## The exercise
Find every line with "following" in it, then report how many there are and nothing more.

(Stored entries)
/---

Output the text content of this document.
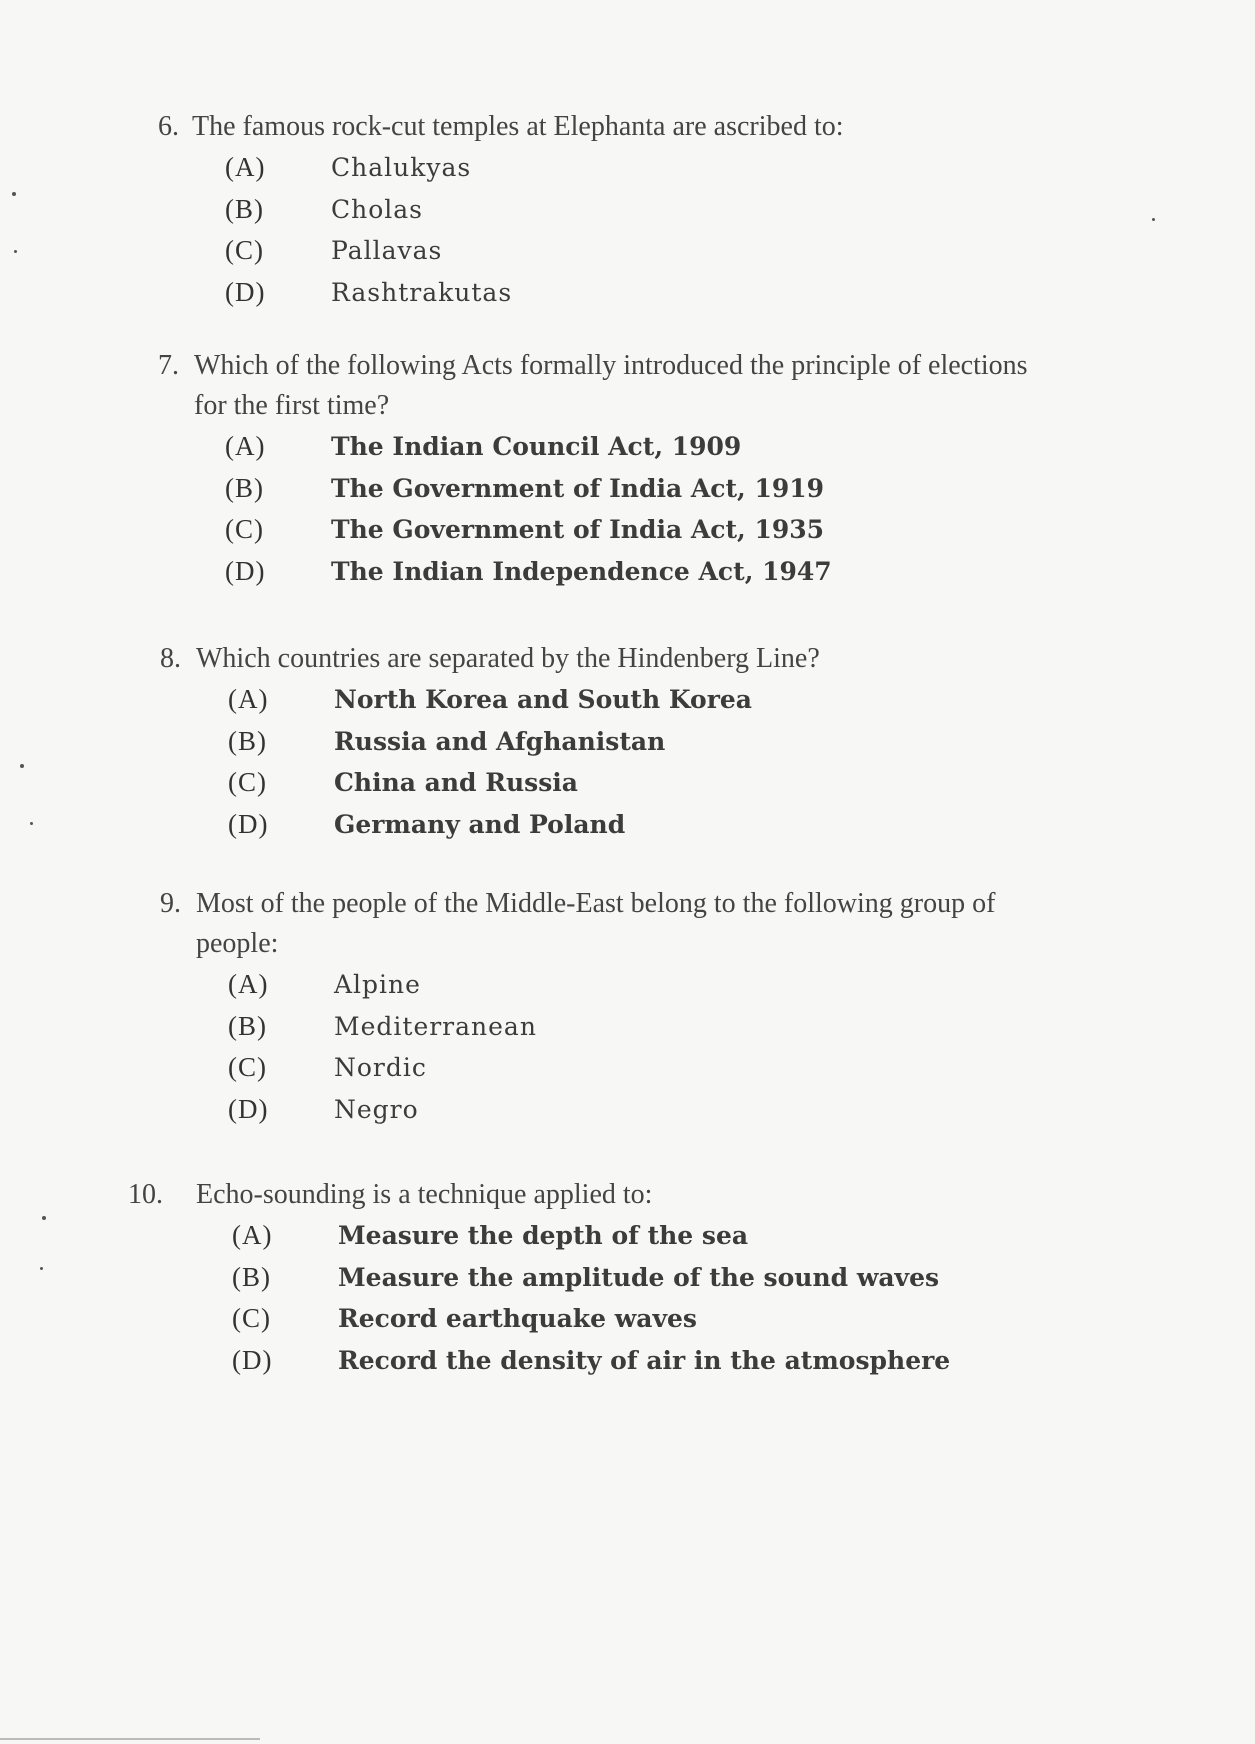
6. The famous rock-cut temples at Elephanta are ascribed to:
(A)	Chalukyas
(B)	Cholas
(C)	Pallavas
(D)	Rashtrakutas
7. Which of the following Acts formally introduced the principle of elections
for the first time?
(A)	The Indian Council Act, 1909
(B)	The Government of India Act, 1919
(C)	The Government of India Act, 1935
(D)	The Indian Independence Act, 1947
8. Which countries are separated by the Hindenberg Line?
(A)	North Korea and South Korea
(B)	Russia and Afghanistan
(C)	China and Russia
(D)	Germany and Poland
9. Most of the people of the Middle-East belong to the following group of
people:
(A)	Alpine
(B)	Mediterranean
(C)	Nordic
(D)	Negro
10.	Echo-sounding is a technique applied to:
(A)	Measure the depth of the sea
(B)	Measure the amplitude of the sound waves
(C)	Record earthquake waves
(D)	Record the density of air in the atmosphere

\---
/---

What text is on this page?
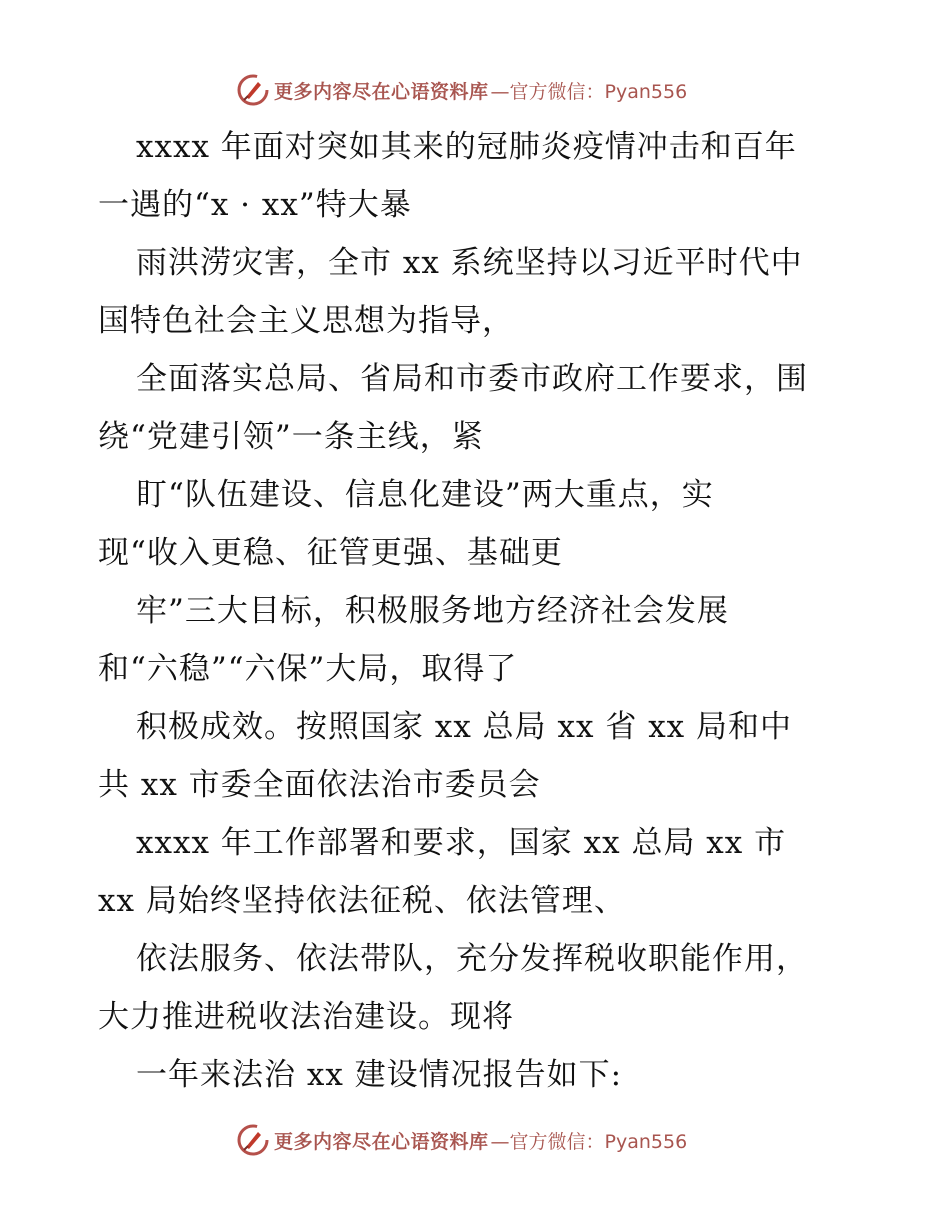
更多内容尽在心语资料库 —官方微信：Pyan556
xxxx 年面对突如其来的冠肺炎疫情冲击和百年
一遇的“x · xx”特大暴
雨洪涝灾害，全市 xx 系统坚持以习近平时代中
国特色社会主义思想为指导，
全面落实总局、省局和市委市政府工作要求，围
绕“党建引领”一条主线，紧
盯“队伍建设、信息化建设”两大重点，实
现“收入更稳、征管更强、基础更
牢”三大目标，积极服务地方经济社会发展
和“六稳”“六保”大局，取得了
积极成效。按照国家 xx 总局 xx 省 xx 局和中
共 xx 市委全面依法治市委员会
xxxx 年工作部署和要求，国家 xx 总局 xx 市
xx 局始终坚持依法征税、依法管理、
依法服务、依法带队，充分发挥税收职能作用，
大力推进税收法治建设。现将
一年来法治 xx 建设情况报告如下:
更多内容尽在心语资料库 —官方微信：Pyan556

\---
/---

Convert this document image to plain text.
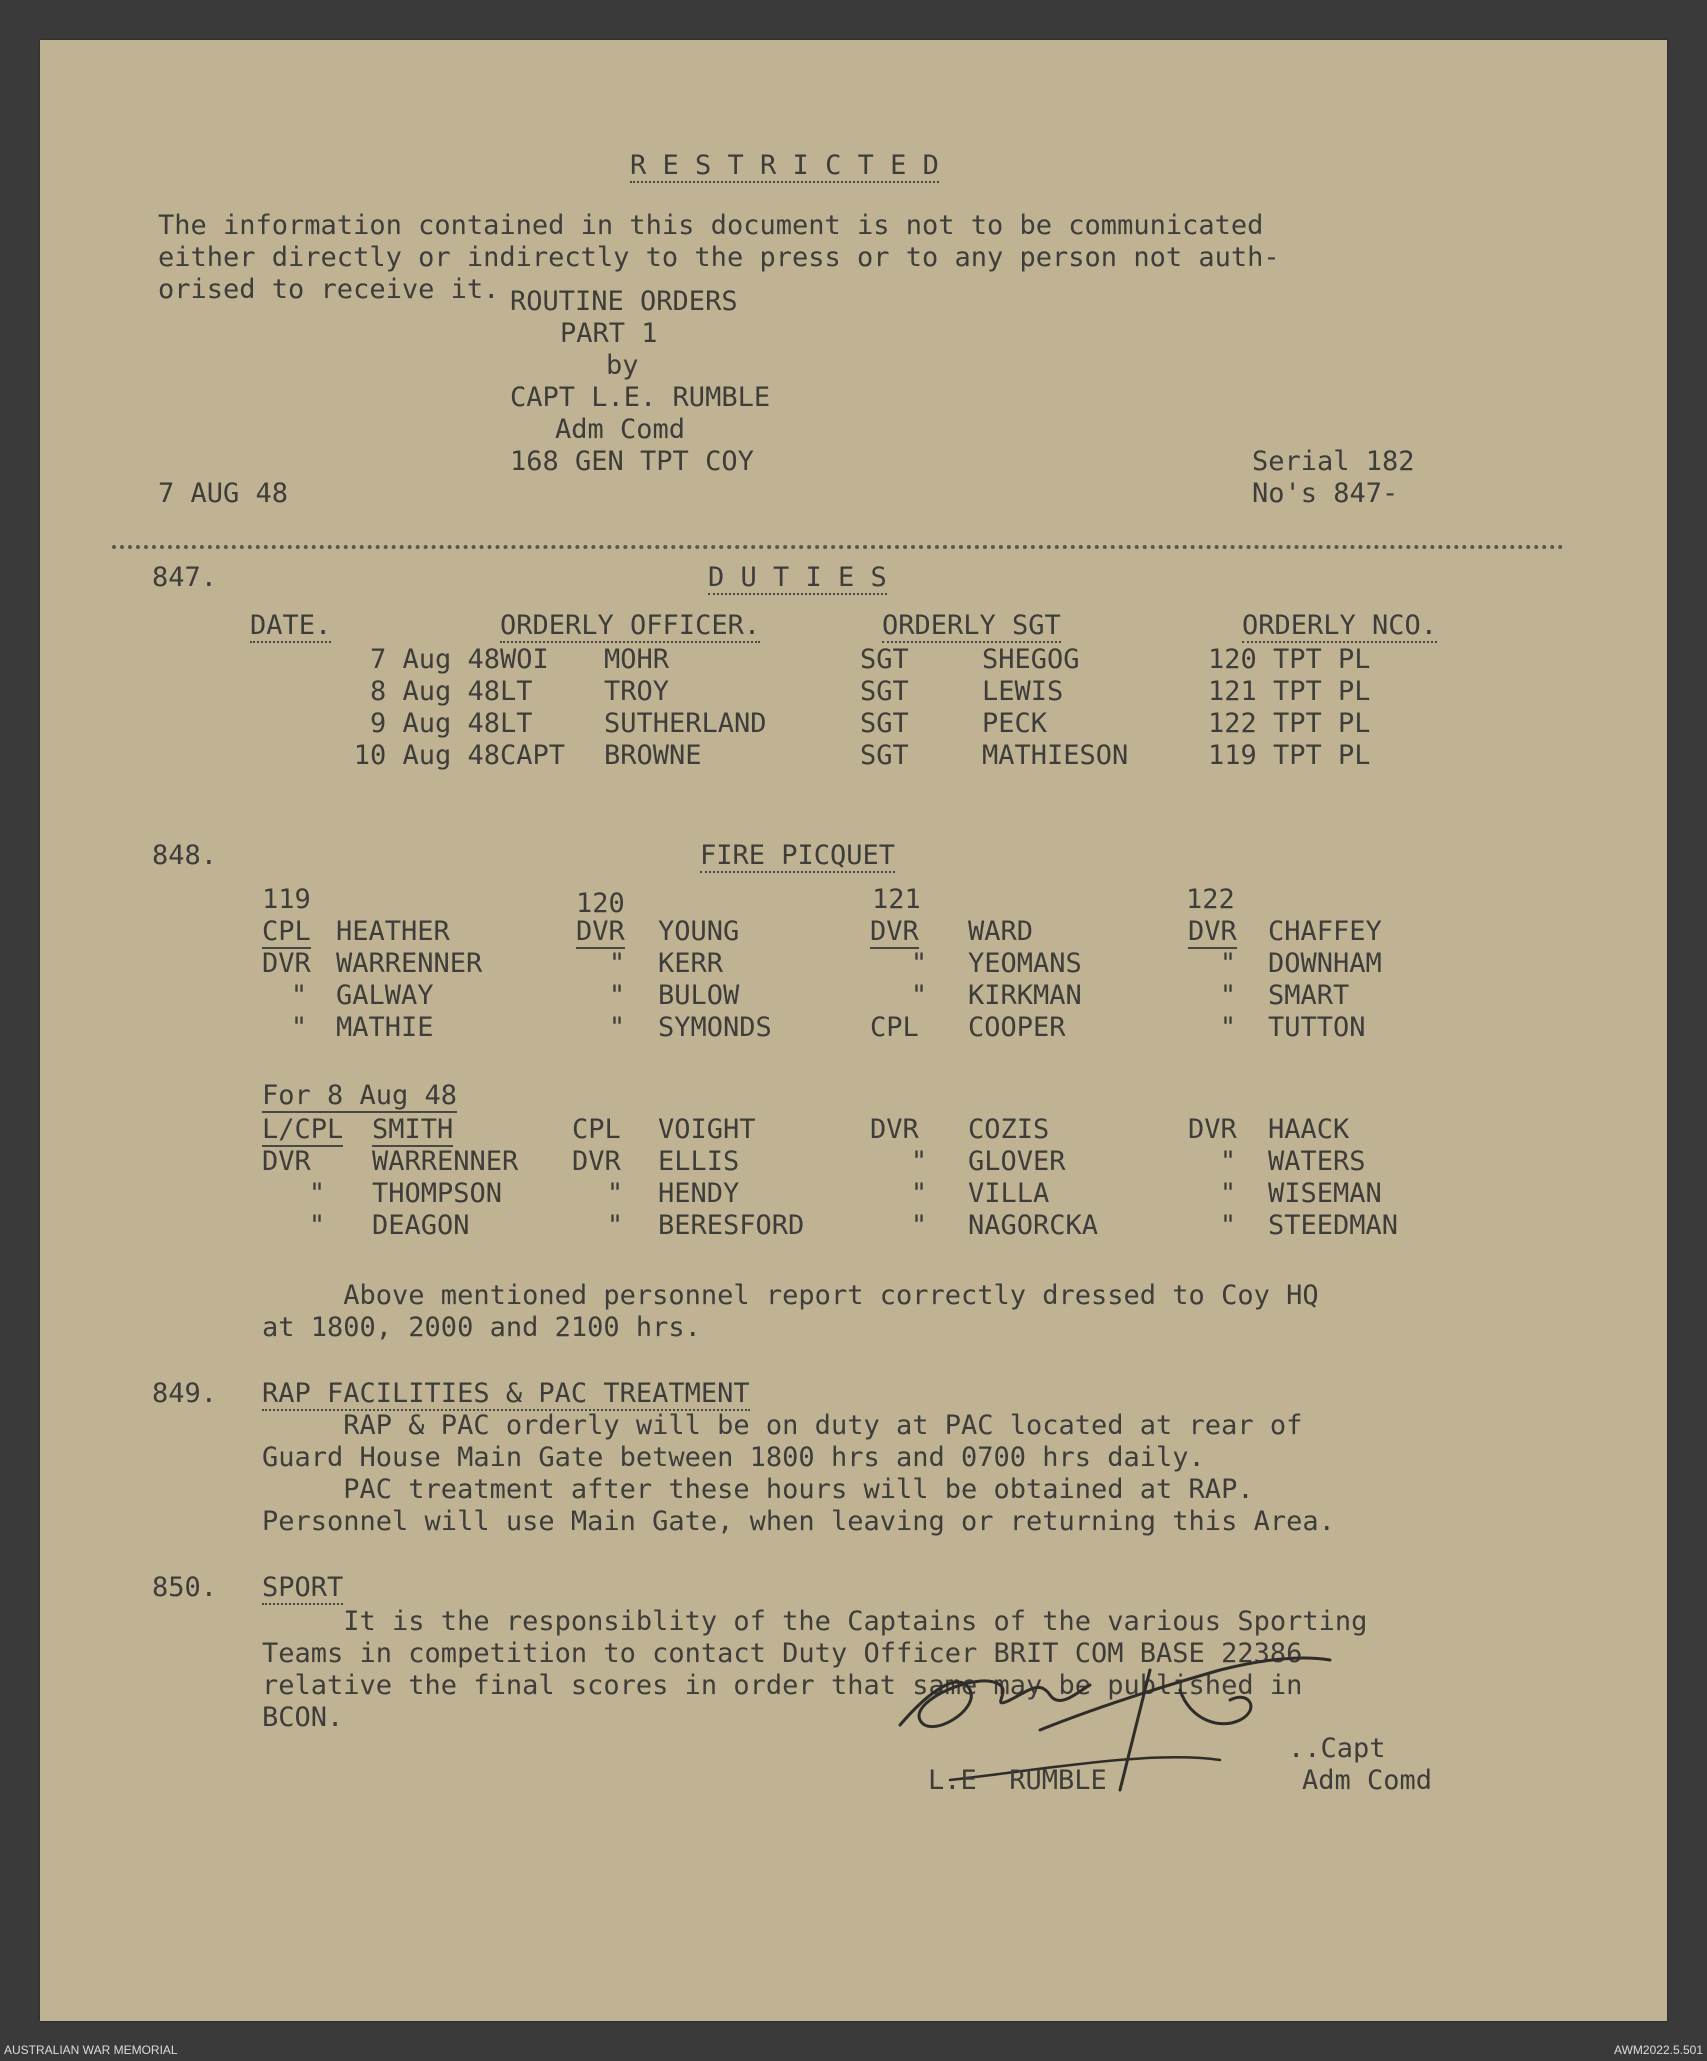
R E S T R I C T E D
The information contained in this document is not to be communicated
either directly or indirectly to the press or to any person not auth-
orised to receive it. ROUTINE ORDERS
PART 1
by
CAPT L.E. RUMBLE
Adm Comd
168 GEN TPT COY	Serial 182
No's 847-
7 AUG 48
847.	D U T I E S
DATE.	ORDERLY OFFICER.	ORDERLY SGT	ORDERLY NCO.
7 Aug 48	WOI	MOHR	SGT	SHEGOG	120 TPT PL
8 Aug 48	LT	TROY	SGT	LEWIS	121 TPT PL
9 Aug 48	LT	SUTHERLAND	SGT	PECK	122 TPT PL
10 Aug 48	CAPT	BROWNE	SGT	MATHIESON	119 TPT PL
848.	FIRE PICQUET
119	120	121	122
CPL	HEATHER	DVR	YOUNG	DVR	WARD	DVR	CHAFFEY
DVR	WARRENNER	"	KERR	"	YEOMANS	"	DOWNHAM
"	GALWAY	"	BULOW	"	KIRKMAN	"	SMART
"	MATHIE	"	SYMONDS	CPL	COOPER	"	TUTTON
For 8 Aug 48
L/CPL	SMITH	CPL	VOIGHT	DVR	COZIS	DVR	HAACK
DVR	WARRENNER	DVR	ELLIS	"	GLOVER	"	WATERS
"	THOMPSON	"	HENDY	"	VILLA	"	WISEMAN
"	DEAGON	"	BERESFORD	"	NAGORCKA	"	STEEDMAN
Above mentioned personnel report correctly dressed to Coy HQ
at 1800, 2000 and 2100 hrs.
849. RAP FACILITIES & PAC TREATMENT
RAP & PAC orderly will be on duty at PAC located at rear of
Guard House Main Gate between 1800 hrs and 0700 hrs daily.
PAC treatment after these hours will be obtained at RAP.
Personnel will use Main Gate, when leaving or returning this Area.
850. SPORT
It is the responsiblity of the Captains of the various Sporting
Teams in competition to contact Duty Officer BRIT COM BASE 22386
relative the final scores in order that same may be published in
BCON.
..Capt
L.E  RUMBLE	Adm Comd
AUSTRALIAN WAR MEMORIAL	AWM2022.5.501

\---

## Worked solution
2